[Source records]
═══

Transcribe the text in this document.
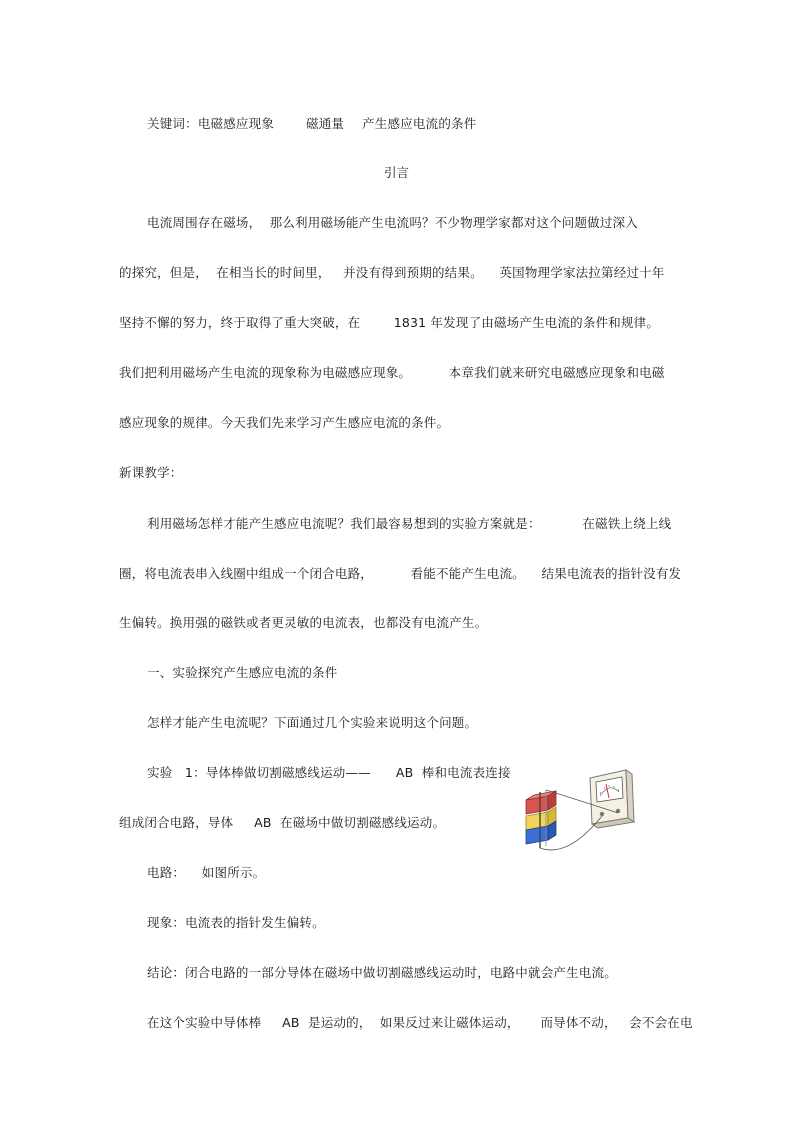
关键词：电磁感应现象	磁通量 产生感应电流的条件
引言
电流周围存在磁场，  那么利用磁场能产生电流吗？不少物理学家都对这个问题做过深入
的探究，但是，  在相当长的时间里，   并没有得到预期的结果。    英国物理学家法拉第经过十年
坚持不懈的努力，终于取得了重大突破，在        1831 年发现了由磁场产生电流的条件和规律。
我们把利用磁场产生电流的现象称为电磁感应现象。         本章我们就来研究电磁感应现象和电磁
感应现象的规律。今天我们先来学习产生感应电流的条件。
新课教学：
利用磁场怎样才能产生感应电流呢？我们最容易想到的实验方案就是：          在磁铁上绕上线
圈，将电流表串入线圈中组成一个闭合电路，         看能不能产生电流。    结果电流表的指针没有发
生偏转。换用强的磁铁或者更灵敏的电流表，也都没有电流产生。
一、实验探究产生感应电流的条件
怎样才能产生电流呢？下面通过几个实验来说明这个问题。
实验   1：导体棒做切割磁感线运动——      AB  棒和电流表连接
组成闭合电路，导体     AB  在磁场中做切割磁感线运动。
电路：    如图所示。
现象：电流表的指针发生偏转。
结论：闭合电路的一部分导体在磁场中做切割磁感线运动时，电路中就会产生电流。
在这个实验中导体棒     AB  是运动的，  如果反过来让磁体运动，     而导体不动，   会不会在电
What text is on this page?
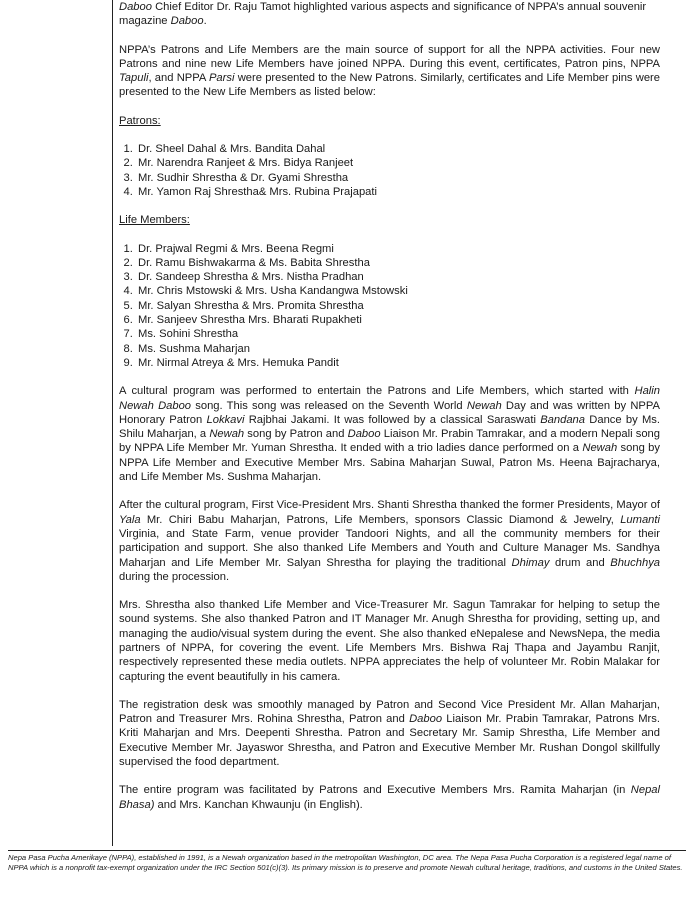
Daboo Chief Editor Dr. Raju Tamot highlighted various aspects and significance of NPPA’s annual souvenir magazine Daboo.

NPPA’s Patrons and Life Members are the main source of support for all the NPPA activities. Four new Patrons and nine new Life Members have joined NPPA. During this event, certificates, Patron pins, NPPA Tapuli, and NPPA Parsi were presented to the New Patrons. Similarly, certificates and Life Member pins were presented to the New Life Members as listed below:

Patrons:

1. Dr. Sheel Dahal & Mrs. Bandita Dahal
2. Mr. Narendra Ranjeet & Mrs. Bidya Ranjeet
3. Mr. Sudhir Shrestha & Dr. Gyami Shrestha
4. Mr. Yamon Raj Shrestha& Mrs. Rubina Prajapati

Life Members:

1. Dr. Prajwal Regmi & Mrs. Beena Regmi
2. Dr. Ramu Bishwakarma & Ms. Babita Shrestha
3. Dr. Sandeep Shrestha & Mrs. Nistha Pradhan
4. Mr. Chris Mstowski & Mrs. Usha Kandangwa Mstowski
5. Mr. Salyan Shrestha & Mrs. Promita Shrestha
6. Mr. Sanjeev Shrestha Mrs. Bharati Rupakheti
7. Ms. Sohini Shrestha
8. Ms. Sushma Maharjan
9. Mr. Nirmal Atreya & Mrs. Hemuka Pandit

A cultural program was performed to entertain the Patrons and Life Members, which started with Halin Newah Daboo song. This song was released on the Seventh World Newah Day and was written by NPPA Honorary Patron Lokkavi Rajbhai Jakami. It was followed by a classical Saraswati Bandana Dance by Ms. Shilu Maharjan, a Newah song by Patron and Daboo Liaison Mr. Prabin Tamrakar, and a modern Nepali song by NPPA Life Member Mr. Yuman Shrestha. It ended with a trio ladies dance performed on a Newah song by NPPA Life Member and Executive Member Mrs. Sabina Maharjan Suwal, Patron Ms. Heena Bajracharya, and Life Member Ms. Sushma Maharjan.

After the cultural program, First Vice-President Mrs. Shanti Shrestha thanked the former Presidents, Mayor of Yala Mr. Chiri Babu Maharjan, Patrons, Life Members, sponsors Classic Diamond & Jewelry, Lumanti Virginia, and State Farm, venue provider Tandoori Nights, and all the community members for their participation and support. She also thanked Life Members and Youth and Culture Manager Ms. Sandhya Maharjan and Life Member Mr. Salyan Shrestha for playing the traditional Dhimay drum and Bhuchhya during the procession.

Mrs. Shrestha also thanked Life Member and Vice-Treasurer Mr. Sagun Tamrakar for helping to setup the sound systems. She also thanked Patron and IT Manager Mr. Anugh Shrestha for providing, setting up, and managing the audio/visual system during the event. She also thanked eNepalese and NewsNepa, the media partners of NPPA, for covering the event. Life Members Mrs. Bishwa Raj Thapa and Jayambu Ranjit, respectively represented these media outlets. NPPA appreciates the help of volunteer Mr. Robin Malakar for capturing the event beautifully in his camera.

The registration desk was smoothly managed by Patron and Second Vice President Mr. Allan Maharjan, Patron and Treasurer Mrs. Rohina Shrestha, Patron and Daboo Liaison Mr. Prabin Tamrakar, Patrons Mrs. Kriti Maharjan and Mrs. Deepenti Shrestha. Patron and Secretary Mr. Samip Shrestha, Life Member and Executive Member Mr. Jayaswor Shrestha, and Patron and Executive Member Mr. Rushan Dongol skillfully supervised the food department.

The entire program was facilitated by Patrons and Executive Members Mrs. Ramita Maharjan (in Nepal Bhasa) and Mrs. Kanchan Khwaunju (in English).

Nepa Pasa Pucha Amerikaye (NPPA), established in 1991, is a Newah organization based in the metropolitan Washington, DC area. The Nepa Pasa Pucha Corporation is a registered legal name of NPPA which is a nonprofit tax-exempt organization under the IRC Section 501(c)(3). Its primary mission is to preserve and promote Newah cultural heritage, traditions, and customs in the United States.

═══

(What you have to do): Repeat the records in full, exactly as they appear, without the pictures.

(In response):
Transcribe the text in this document.
关键词：电磁感应现象	磁通量 产生感应电流的条件
引言
电流周围存在磁场，  那么利用磁场能产生电流吗？不少物理学家都对这个问题做过深入
的探究，但是，  在相当长的时间里，   并没有得到预期的结果。    英国物理学家法拉第经过十年
坚持不懈的努力，终于取得了重大突破，在        1831 年发现了由磁场产生电流的条件和规律。
我们把利用磁场产生电流的现象称为电磁感应现象。         本章我们就来研究电磁感应现象和电磁
感应现象的规律。今天我们先来学习产生感应电流的条件。
新课教学：
利用磁场怎样才能产生感应电流呢？我们最容易想到的实验方案就是：          在磁铁上绕上线
圈，将电流表串入线圈中组成一个闭合电路，         看能不能产生电流。    结果电流表的指针没有发
生偏转。换用强的磁铁或者更灵敏的电流表，也都没有电流产生。
一、实验探究产生感应电流的条件
怎样才能产生电流呢？下面通过几个实验来说明这个问题。
实验   1：导体棒做切割磁感线运动——      AB  棒和电流表连接
组成闭合电路，导体     AB  在磁场中做切割磁感线运动。
电路：    如图所示。
现象：电流表的指针发生偏转。
结论：闭合电路的一部分导体在磁场中做切割磁感线运动时，电路中就会产生电流。
在这个实验中导体棒     AB  是运动的，  如果反过来让磁体运动，     而导体不动，   会不会在电
What text is on this page?
Daboo Chief Editor Dr. Raju Tamot highlighted various aspects and significance of NPPA’s annual souvenir magazine Daboo.

NPPA’s Patrons and Life Members are the main source of support for all the NPPA activities. Four new Patrons and nine new Life Members have joined NPPA. During this event, certificates, Patron pins, NPPA Tapuli, and NPPA Parsi were presented to the New Patrons. Similarly, certificates and Life Member pins were presented to the New Life Members as listed below:

Patrons:

1. Dr. Sheel Dahal & Mrs. Bandita Dahal
2. Mr. Narendra Ranjeet & Mrs. Bidya Ranjeet
3. Mr. Sudhir Shrestha & Dr. Gyami Shrestha
4. Mr. Yamon Raj Shrestha& Mrs. Rubina Prajapati

Life Members:

1. Dr. Prajwal Regmi & Mrs. Beena Regmi
2. Dr. Ramu Bishwakarma & Ms. Babita Shrestha
3. Dr. Sandeep Shrestha & Mrs. Nistha Pradhan
4. Mr. Chris Mstowski & Mrs. Usha Kandangwa Mstowski
5. Mr. Salyan Shrestha & Mrs. Promita Shrestha
6. Mr. Sanjeev Shrestha Mrs. Bharati Rupakheti
7. Ms. Sohini Shrestha
8. Ms. Sushma Maharjan
9. Mr. Nirmal Atreya & Mrs. Hemuka Pandit

A cultural program was performed to entertain the Patrons and Life Members, which started with Halin Newah Daboo song. This song was released on the Seventh World Newah Day and was written by NPPA Honorary Patron Lokkavi Rajbhai Jakami. It was followed by a classical Saraswati Bandana Dance by Ms. Shilu Maharjan, a Newah song by Patron and Daboo Liaison Mr. Prabin Tamrakar, and a modern Nepali song by NPPA Life Member Mr. Yuman Shrestha. It ended with a trio ladies dance performed on a Newah song by NPPA Life Member and Executive Member Mrs. Sabina Maharjan Suwal, Patron Ms. Heena Bajracharya, and Life Member Ms. Sushma Maharjan.

After the cultural program, First Vice-President Mrs. Shanti Shrestha thanked the former Presidents, Mayor of Yala Mr. Chiri Babu Maharjan, Patrons, Life Members, sponsors Classic Diamond & Jewelry, Lumanti Virginia, and State Farm, venue provider Tandoori Nights, and all the community members for their participation and support. She also thanked Life Members and Youth and Culture Manager Ms. Sandhya Maharjan and Life Member Mr. Salyan Shrestha for playing the traditional Dhimay drum and Bhuchhya during the procession.

Mrs. Shrestha also thanked Life Member and Vice-Treasurer Mr. Sagun Tamrakar for helping to setup the sound systems. She also thanked Patron and IT Manager Mr. Anugh Shrestha for providing, setting up, and managing the audio/visual system during the event. She also thanked eNepalese and NewsNepa, the media partners of NPPA, for covering the event. Life Members Mrs. Bishwa Raj Thapa and Jayambu Ranjit, respectively represented these media outlets. NPPA appreciates the help of volunteer Mr. Robin Malakar for capturing the event beautifully in his camera.

The registration desk was smoothly managed by Patron and Second Vice President Mr. Allan Maharjan, Patron and Treasurer Mrs. Rohina Shrestha, Patron and Daboo Liaison Mr. Prabin Tamrakar, Patrons Mrs. Kriti Maharjan and Mrs. Deepenti Shrestha. Patron and Secretary Mr. Samip Shrestha, Life Member and Executive Member Mr. Jayaswor Shrestha, and Patron and Executive Member Mr. Rushan Dongol skillfully supervised the food department.

The entire program was facilitated by Patrons and Executive Members Mrs. Ramita Maharjan (in Nepal Bhasa) and Mrs. Kanchan Khwaunju (in English).

Nepa Pasa Pucha Amerikaye (NPPA), established in 1991, is a Newah organization based in the metropolitan Washington, DC area. The Nepa Pasa Pucha Corporation is a registered legal name of NPPA which is a nonprofit tax-exempt organization under the IRC Section 501(c)(3). Its primary mission is to preserve and promote Newah cultural heritage, traditions, and customs in the United States.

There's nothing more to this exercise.